### DO THIS
Return all of the lines below exactly as they are.

· · · · ·

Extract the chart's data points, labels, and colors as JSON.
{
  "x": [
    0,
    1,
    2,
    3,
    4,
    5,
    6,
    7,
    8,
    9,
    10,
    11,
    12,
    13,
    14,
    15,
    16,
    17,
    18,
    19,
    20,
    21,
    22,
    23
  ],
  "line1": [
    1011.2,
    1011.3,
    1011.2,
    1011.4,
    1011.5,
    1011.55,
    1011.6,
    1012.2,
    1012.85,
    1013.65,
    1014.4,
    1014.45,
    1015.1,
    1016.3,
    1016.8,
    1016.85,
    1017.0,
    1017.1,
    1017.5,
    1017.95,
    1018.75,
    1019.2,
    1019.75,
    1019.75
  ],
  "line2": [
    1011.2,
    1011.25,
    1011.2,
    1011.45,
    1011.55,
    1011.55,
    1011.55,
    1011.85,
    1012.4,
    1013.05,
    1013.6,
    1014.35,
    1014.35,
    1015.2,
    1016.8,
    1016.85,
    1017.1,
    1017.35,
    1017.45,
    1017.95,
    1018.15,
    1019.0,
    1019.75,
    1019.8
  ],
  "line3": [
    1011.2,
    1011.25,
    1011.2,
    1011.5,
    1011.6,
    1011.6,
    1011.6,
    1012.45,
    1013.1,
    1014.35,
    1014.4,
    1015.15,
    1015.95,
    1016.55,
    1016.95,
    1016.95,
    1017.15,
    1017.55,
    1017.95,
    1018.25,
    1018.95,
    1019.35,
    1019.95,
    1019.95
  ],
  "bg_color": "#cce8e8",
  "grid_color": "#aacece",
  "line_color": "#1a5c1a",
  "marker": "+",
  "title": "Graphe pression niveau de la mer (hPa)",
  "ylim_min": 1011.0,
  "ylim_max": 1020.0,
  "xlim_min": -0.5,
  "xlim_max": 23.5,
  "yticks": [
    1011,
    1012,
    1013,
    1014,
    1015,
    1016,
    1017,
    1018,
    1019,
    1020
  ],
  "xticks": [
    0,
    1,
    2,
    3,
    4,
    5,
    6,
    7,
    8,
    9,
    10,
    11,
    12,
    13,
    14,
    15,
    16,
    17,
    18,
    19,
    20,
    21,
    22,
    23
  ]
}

· · · · ·

### FINISHED TASK
Extract the chart's data points, labels, and colors as JSON.
{
  "x": [
    0,
    1,
    2,
    3,
    4,
    5,
    6,
    7,
    8,
    9,
    10,
    11,
    12,
    13,
    14,
    15,
    16,
    17,
    18,
    19,
    20,
    21,
    22,
    23
  ],
  "line1": [
    1011.2,
    1011.3,
    1011.2,
    1011.4,
    1011.5,
    1011.55,
    1011.6,
    1012.2,
    1012.85,
    1013.65,
    1014.4,
    1014.45,
    1015.1,
    1016.3,
    1016.8,
    1016.85,
    1017.0,
    1017.1,
    1017.5,
    1017.95,
    1018.75,
    1019.2,
    1019.75,
    1019.75
  ],
  "line2": [
    1011.2,
    1011.25,
    1011.2,
    1011.45,
    1011.55,
    1011.55,
    1011.55,
    1011.85,
    1012.4,
    1013.05,
    1013.6,
    1014.35,
    1014.35,
    1015.2,
    1016.8,
    1016.85,
    1017.1,
    1017.35,
    1017.45,
    1017.95,
    1018.15,
    1019.0,
    1019.75,
    1019.8
  ],
  "line3": [
    1011.2,
    1011.25,
    1011.2,
    1011.5,
    1011.6,
    1011.6,
    1011.6,
    1012.45,
    1013.1,
    1014.35,
    1014.4,
    1015.15,
    1015.95,
    1016.55,
    1016.95,
    1016.95,
    1017.15,
    1017.55,
    1017.95,
    1018.25,
    1018.95,
    1019.35,
    1019.95,
    1019.95
  ],
  "bg_color": "#cce8e8",
  "grid_color": "#aacece",
  "line_color": "#1a5c1a",
  "marker": "+",
  "title": "Graphe pression niveau de la mer (hPa)",
  "ylim_min": 1011.0,
  "ylim_max": 1020.0,
  "xlim_min": -0.5,
  "xlim_max": 23.5,
  "yticks": [
    1011,
    1012,
    1013,
    1014,
    1015,
    1016,
    1017,
    1018,
    1019,
    1020
  ],
  "xticks": [
    0,
    1,
    2,
    3,
    4,
    5,
    6,
    7,
    8,
    9,
    10,
    11,
    12,
    13,
    14,
    15,
    16,
    17,
    18,
    19,
    20,
    21,
    22,
    23
  ]
}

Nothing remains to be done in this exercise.